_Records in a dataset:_
** Begin **
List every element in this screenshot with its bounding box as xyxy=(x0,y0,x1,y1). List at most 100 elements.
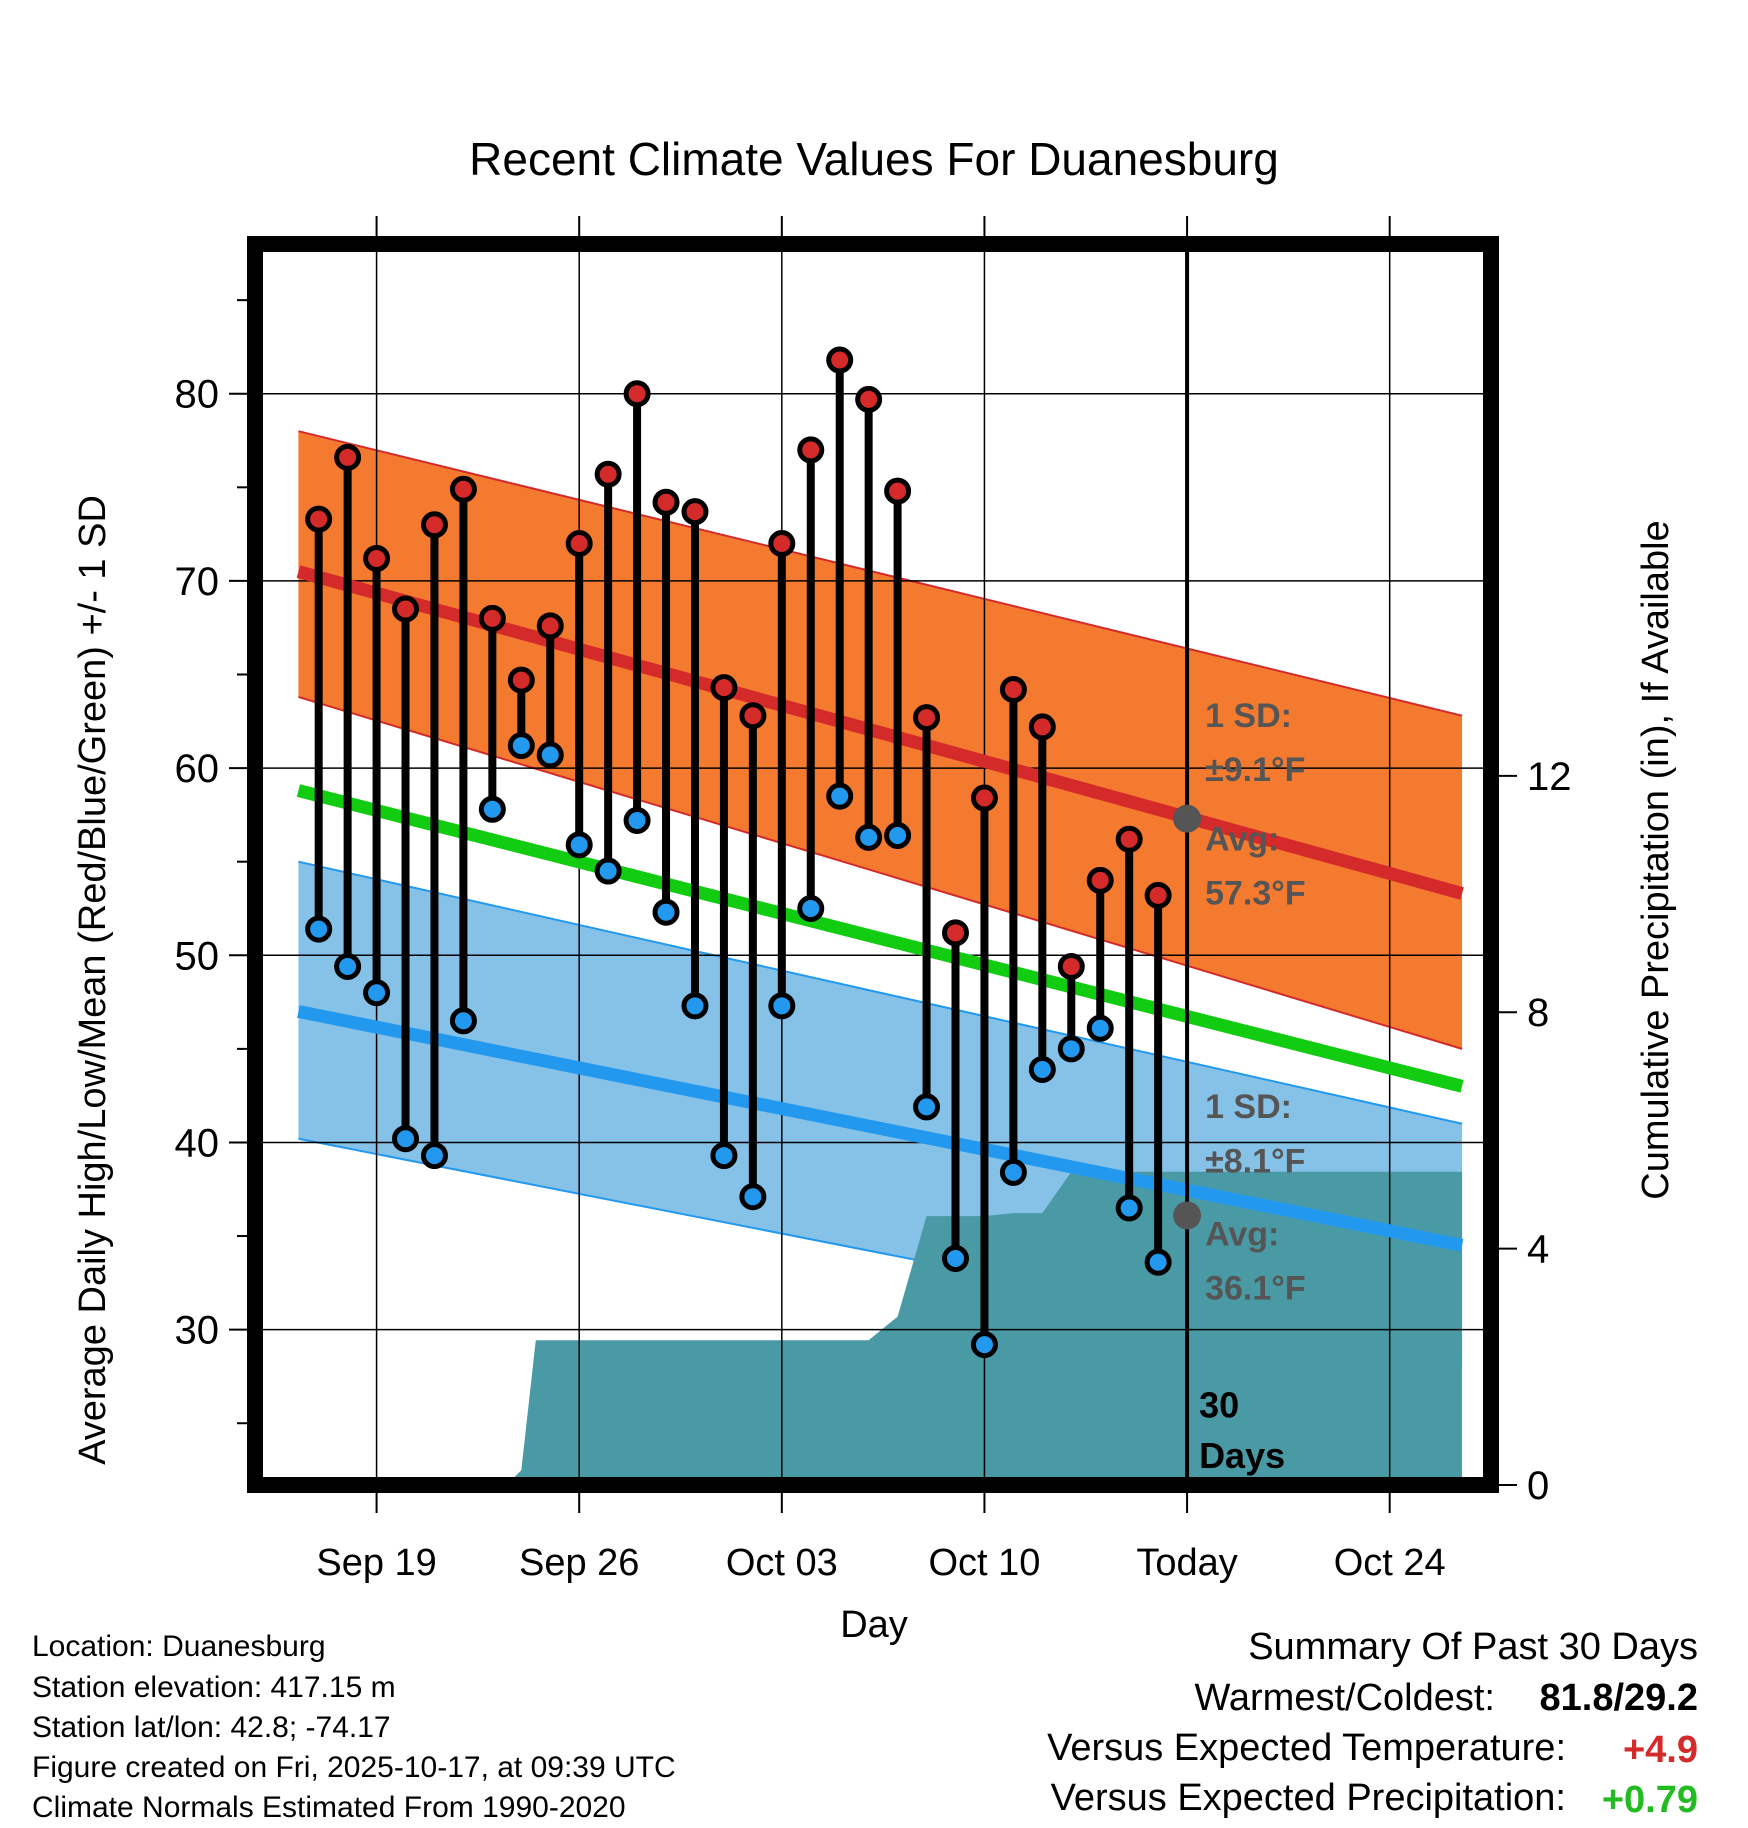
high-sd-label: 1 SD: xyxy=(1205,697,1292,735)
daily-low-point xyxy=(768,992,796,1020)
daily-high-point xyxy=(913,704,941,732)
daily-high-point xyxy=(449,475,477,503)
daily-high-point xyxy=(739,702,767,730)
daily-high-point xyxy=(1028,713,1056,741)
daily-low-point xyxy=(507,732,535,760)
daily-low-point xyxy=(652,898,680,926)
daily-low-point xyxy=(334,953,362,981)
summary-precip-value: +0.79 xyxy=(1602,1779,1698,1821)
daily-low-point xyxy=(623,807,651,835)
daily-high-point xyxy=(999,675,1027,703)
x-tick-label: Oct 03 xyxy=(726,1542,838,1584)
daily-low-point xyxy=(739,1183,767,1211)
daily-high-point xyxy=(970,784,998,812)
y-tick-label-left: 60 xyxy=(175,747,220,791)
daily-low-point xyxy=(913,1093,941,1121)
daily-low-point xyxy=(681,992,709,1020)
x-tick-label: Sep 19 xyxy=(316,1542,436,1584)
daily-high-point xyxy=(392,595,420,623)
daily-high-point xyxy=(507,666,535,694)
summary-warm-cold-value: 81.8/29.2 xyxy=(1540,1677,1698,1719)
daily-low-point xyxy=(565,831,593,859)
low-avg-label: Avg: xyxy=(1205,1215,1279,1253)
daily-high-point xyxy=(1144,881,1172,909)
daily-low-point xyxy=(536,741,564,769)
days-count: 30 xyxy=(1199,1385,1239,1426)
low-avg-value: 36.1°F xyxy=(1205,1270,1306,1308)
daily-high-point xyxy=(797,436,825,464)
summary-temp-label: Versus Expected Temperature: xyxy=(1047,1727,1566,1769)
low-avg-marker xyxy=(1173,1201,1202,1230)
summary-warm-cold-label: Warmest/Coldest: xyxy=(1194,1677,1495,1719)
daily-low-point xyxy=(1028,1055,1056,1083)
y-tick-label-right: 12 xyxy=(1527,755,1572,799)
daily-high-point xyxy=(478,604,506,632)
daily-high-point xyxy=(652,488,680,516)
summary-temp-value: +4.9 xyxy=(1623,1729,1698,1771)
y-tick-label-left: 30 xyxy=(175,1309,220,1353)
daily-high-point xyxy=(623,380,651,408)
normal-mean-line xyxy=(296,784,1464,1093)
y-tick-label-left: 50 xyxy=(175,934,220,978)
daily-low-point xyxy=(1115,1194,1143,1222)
** End **
_Your instructions:_
Repeat the lines from the line containing "high-sd-label: 1 SD: xyxy=(1205,697,1292,735)" to the line containing "normal-mean-line xyxy=(296,784,1464,1093)", both included, as they appear.

_Output for this task:_
high-sd-label: 1 SD: xyxy=(1205,697,1292,735)
daily-low-point xyxy=(768,992,796,1020)
daily-high-point xyxy=(913,704,941,732)
daily-high-point xyxy=(449,475,477,503)
daily-high-point xyxy=(739,702,767,730)
daily-high-point xyxy=(1028,713,1056,741)
daily-low-point xyxy=(507,732,535,760)
daily-low-point xyxy=(652,898,680,926)
daily-low-point xyxy=(334,953,362,981)
summary-precip-value: +0.79 xyxy=(1602,1779,1698,1821)
daily-low-point xyxy=(623,807,651,835)
daily-high-point xyxy=(999,675,1027,703)
x-tick-label: Oct 03 xyxy=(726,1542,838,1584)
daily-low-point xyxy=(739,1183,767,1211)
daily-high-point xyxy=(970,784,998,812)
y-tick-label-left: 60 xyxy=(175,747,220,791)
daily-low-point xyxy=(913,1093,941,1121)
daily-low-point xyxy=(681,992,709,1020)
x-tick-label: Sep 19 xyxy=(316,1542,436,1584)
daily-high-point xyxy=(392,595,420,623)
daily-high-point xyxy=(507,666,535,694)
summary-warm-cold-value: 81.8/29.2 xyxy=(1540,1677,1698,1719)
daily-low-point xyxy=(565,831,593,859)
low-avg-label: Avg: xyxy=(1205,1215,1279,1253)
daily-high-point xyxy=(1144,881,1172,909)
daily-low-point xyxy=(536,741,564,769)
days-count: 30 xyxy=(1199,1385,1239,1426)
low-avg-value: 36.1°F xyxy=(1205,1270,1306,1308)
daily-high-point xyxy=(797,436,825,464)
summary-temp-label: Versus Expected Temperature: xyxy=(1047,1727,1566,1769)
low-avg-marker xyxy=(1173,1201,1202,1230)
summary-warm-cold-label: Warmest/Coldest: xyxy=(1194,1677,1495,1719)
daily-low-point xyxy=(1028,1055,1056,1083)
y-tick-label-right: 12 xyxy=(1527,755,1572,799)
daily-high-point xyxy=(478,604,506,632)
daily-high-point xyxy=(652,488,680,516)
summary-temp-value: +4.9 xyxy=(1623,1729,1698,1771)
y-tick-label-left: 30 xyxy=(175,1309,220,1353)
daily-high-point xyxy=(623,380,651,408)
normal-mean-line xyxy=(296,784,1464,1093)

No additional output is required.